Material:

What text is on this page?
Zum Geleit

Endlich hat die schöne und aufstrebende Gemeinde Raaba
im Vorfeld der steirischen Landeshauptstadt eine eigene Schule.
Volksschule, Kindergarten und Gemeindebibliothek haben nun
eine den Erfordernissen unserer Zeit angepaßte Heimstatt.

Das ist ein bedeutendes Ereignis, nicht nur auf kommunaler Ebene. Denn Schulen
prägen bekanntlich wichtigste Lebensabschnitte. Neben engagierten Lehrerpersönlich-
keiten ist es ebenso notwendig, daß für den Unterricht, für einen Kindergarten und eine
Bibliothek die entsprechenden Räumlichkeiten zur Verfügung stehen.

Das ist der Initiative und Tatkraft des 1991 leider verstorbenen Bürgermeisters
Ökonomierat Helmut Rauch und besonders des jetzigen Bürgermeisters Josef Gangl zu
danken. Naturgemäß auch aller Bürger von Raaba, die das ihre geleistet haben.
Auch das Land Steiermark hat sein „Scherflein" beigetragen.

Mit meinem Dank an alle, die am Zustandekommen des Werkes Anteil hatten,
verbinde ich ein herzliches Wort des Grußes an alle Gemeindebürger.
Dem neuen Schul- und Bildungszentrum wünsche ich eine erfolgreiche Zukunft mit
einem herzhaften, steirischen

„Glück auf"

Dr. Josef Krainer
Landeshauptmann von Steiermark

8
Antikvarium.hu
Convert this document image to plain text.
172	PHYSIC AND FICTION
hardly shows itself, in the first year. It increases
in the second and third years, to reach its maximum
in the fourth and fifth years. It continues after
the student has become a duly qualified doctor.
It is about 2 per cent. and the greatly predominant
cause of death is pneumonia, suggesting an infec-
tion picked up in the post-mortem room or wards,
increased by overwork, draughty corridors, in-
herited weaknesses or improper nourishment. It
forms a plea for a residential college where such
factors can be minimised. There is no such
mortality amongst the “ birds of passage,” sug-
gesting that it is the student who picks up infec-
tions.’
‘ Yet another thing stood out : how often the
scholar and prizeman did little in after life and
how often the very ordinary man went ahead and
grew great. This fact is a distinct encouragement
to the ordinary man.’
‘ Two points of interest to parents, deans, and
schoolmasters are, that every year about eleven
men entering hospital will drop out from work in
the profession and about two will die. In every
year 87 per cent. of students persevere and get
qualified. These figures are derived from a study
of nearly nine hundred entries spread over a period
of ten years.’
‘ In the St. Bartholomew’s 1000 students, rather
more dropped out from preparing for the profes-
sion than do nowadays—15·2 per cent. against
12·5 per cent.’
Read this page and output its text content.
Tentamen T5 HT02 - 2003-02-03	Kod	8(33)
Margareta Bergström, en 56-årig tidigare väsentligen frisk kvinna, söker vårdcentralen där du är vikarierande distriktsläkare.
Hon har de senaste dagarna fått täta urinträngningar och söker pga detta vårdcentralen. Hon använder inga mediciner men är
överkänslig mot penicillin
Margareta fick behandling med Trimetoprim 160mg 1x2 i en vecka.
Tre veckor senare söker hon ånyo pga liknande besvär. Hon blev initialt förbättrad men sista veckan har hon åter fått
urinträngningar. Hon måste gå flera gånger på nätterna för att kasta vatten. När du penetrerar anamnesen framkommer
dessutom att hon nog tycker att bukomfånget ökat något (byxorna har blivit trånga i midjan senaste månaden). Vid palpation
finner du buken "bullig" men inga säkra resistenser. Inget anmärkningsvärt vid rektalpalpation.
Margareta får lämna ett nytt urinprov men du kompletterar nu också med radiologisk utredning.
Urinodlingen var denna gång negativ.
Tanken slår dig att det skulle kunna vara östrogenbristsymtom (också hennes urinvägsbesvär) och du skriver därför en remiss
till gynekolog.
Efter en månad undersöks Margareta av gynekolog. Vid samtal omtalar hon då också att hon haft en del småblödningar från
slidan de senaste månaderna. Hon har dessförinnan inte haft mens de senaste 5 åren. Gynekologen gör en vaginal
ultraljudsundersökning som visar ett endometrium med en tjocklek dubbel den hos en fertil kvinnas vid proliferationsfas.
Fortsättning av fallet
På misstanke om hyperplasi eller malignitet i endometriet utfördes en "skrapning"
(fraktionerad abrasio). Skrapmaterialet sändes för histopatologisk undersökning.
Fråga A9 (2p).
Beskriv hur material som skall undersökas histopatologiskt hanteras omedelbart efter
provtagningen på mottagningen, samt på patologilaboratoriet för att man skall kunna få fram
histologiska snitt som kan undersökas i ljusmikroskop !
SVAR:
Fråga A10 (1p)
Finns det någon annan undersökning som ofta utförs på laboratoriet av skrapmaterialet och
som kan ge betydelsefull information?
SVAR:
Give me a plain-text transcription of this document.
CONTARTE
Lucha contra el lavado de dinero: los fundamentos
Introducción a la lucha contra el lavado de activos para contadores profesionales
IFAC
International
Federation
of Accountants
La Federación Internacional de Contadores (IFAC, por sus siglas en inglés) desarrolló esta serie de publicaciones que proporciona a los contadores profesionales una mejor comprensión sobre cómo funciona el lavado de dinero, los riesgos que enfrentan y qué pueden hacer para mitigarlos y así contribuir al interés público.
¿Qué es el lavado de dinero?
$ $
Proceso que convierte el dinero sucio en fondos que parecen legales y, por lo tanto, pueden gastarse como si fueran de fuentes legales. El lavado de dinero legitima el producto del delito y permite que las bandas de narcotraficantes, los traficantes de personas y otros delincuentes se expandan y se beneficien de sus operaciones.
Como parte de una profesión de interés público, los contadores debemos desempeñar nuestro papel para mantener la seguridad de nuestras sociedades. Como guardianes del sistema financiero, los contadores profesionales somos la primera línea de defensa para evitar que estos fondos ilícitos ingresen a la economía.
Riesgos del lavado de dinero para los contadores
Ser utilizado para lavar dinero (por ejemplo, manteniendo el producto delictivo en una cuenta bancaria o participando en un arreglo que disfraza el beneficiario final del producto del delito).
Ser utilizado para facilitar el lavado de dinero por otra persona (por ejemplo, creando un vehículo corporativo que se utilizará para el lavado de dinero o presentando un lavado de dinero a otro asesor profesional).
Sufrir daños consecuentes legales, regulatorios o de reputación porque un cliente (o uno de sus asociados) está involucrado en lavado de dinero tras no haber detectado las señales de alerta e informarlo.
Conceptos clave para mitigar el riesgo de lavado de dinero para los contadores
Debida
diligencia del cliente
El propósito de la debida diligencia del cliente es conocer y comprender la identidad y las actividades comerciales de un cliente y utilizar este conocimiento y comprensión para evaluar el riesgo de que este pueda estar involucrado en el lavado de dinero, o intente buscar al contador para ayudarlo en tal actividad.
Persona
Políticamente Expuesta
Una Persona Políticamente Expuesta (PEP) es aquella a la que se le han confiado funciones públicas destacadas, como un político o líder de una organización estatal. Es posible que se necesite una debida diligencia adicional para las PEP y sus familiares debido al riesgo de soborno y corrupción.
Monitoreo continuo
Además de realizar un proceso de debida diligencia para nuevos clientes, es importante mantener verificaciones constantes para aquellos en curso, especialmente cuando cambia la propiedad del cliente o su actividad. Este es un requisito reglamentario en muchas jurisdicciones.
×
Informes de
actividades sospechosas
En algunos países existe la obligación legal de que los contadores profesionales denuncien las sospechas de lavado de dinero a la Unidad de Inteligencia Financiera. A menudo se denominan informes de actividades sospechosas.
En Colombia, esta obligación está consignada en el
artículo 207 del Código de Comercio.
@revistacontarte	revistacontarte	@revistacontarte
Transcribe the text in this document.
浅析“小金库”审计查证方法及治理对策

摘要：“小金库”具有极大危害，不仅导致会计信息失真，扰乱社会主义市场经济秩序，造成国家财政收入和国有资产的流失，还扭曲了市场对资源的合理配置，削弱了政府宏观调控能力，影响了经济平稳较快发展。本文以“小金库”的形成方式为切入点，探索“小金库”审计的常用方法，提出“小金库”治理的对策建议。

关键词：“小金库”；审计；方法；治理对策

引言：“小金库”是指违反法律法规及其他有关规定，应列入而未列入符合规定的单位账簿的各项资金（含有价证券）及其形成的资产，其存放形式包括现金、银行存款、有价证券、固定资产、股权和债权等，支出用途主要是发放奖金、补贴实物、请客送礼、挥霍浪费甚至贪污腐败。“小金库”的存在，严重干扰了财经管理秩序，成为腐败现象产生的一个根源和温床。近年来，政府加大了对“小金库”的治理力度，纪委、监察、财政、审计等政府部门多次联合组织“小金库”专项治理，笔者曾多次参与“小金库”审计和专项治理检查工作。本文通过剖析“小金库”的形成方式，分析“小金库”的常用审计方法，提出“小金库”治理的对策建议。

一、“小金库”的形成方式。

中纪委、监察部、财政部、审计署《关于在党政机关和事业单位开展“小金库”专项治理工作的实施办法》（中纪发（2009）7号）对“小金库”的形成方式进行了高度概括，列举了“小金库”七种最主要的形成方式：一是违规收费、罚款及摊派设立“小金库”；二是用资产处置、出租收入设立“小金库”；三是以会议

What is asked: Copy every line in the records above that contains the word "söker".

Answer:
Margareta Bergström, en 56-årig tidigare väsentligen frisk kvinna, söker vårdcentralen där du är vikarierande distriktsläkare.
Hon har de senaste dagarna fått täta urinträngningar och söker pga detta vårdcentralen. Hon använder inga mediciner men är
Tre veckor senare söker hon ånyo pga liknande besvär. Hon blev initialt förbättrad men sista veckan har hon åter fått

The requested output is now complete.